─── Records ───

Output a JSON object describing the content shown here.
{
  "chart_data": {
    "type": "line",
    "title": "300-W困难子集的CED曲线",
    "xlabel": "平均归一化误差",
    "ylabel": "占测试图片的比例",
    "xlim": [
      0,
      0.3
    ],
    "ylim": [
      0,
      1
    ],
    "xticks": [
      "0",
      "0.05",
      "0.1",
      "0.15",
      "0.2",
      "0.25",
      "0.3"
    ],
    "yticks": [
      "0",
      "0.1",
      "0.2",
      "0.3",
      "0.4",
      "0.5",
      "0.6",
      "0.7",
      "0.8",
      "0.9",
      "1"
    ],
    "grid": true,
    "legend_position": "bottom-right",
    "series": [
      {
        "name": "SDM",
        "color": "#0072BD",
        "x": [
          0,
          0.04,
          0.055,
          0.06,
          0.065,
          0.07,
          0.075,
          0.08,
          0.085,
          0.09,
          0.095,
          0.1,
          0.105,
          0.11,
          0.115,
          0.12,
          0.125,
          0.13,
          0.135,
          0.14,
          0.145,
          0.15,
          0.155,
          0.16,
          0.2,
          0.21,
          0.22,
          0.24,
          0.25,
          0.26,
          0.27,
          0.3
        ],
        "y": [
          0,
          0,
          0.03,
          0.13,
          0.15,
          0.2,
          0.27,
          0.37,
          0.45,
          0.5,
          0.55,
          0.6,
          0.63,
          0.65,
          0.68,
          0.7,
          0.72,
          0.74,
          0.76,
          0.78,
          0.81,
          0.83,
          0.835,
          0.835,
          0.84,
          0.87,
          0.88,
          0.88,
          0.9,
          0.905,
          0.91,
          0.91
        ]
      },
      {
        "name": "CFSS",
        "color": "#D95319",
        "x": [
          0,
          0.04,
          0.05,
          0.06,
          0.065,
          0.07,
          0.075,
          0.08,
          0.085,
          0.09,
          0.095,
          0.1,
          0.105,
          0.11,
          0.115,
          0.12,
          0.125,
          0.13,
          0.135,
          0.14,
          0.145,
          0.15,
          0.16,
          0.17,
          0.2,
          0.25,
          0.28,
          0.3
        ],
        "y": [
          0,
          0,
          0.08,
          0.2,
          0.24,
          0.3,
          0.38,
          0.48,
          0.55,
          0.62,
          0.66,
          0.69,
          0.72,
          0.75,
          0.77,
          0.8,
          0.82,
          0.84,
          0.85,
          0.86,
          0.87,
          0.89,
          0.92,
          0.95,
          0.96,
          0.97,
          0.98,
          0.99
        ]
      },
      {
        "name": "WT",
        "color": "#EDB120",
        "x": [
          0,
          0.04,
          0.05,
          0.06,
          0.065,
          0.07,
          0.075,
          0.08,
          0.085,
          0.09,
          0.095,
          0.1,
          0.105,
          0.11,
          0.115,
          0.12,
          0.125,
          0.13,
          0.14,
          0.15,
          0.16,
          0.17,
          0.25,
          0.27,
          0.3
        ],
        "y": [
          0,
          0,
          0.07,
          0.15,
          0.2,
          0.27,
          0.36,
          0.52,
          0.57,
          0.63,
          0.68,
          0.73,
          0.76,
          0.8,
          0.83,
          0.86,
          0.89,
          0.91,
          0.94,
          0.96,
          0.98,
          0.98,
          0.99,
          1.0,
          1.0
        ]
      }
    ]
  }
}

───

Task objective
Repeat all the records. Match each line exactly.

Answer below
Output a JSON object describing the content shown here.
{
  "chart_data": {
    "type": "line",
    "title": "300-W困难子集的CED曲线",
    "xlabel": "平均归一化误差",
    "ylabel": "占测试图片的比例",
    "xlim": [
      0,
      0.3
    ],
    "ylim": [
      0,
      1
    ],
    "xticks": [
      "0",
      "0.05",
      "0.1",
      "0.15",
      "0.2",
      "0.25",
      "0.3"
    ],
    "yticks": [
      "0",
      "0.1",
      "0.2",
      "0.3",
      "0.4",
      "0.5",
      "0.6",
      "0.7",
      "0.8",
      "0.9",
      "1"
    ],
    "grid": true,
    "legend_position": "bottom-right",
    "series": [
      {
        "name": "SDM",
        "color": "#0072BD",
        "x": [
          0,
          0.04,
          0.055,
          0.06,
          0.065,
          0.07,
          0.075,
          0.08,
          0.085,
          0.09,
          0.095,
          0.1,
          0.105,
          0.11,
          0.115,
          0.12,
          0.125,
          0.13,
          0.135,
          0.14,
          0.145,
          0.15,
          0.155,
          0.16,
          0.2,
          0.21,
          0.22,
          0.24,
          0.25,
          0.26,
          0.27,
          0.3
        ],
        "y": [
          0,
          0,
          0.03,
          0.13,
          0.15,
          0.2,
          0.27,
          0.37,
          0.45,
          0.5,
          0.55,
          0.6,
          0.63,
          0.65,
          0.68,
          0.7,
          0.72,
          0.74,
          0.76,
          0.78,
          0.81,
          0.83,
          0.835,
          0.835,
          0.84,
          0.87,
          0.88,
          0.88,
          0.9,
          0.905,
          0.91,
          0.91
        ]
      },
      {
        "name": "CFSS",
        "color": "#D95319",
        "x": [
          0,
          0.04,
          0.05,
          0.06,
          0.065,
          0.07,
          0.075,
          0.08,
          0.085,
          0.09,
          0.095,
          0.1,
          0.105,
          0.11,
          0.115,
          0.12,
          0.125,
          0.13,
          0.135,
          0.14,
          0.145,
          0.15,
          0.16,
          0.17,
          0.2,
          0.25,
          0.28,
          0.3
        ],
        "y": [
          0,
          0,
          0.08,
          0.2,
          0.24,
          0.3,
          0.38,
          0.48,
          0.55,
          0.62,
          0.66,
          0.69,
          0.72,
          0.75,
          0.77,
          0.8,
          0.82,
          0.84,
          0.85,
          0.86,
          0.87,
          0.89,
          0.92,
          0.95,
          0.96,
          0.97,
          0.98,
          0.99
        ]
      },
      {
        "name": "WT",
        "color": "#EDB120",
        "x": [
          0,
          0.04,
          0.05,
          0.06,
          0.065,
          0.07,
          0.075,
          0.08,
          0.085,
          0.09,
          0.095,
          0.1,
          0.105,
          0.11,
          0.115,
          0.12,
          0.125,
          0.13,
          0.14,
          0.15,
          0.16,
          0.17,
          0.25,
          0.27,
          0.3
        ],
        "y": [
          0,
          0,
          0.07,
          0.15,
          0.2,
          0.27,
          0.36,
          0.52,
          0.57,
          0.63,
          0.68,
          0.73,
          0.76,
          0.8,
          0.83,
          0.86,
          0.89,
          0.91,
          0.94,
          0.96,
          0.98,
          0.98,
          0.99,
          1.0,
          1.0
        ]
      }
    ]
  }
}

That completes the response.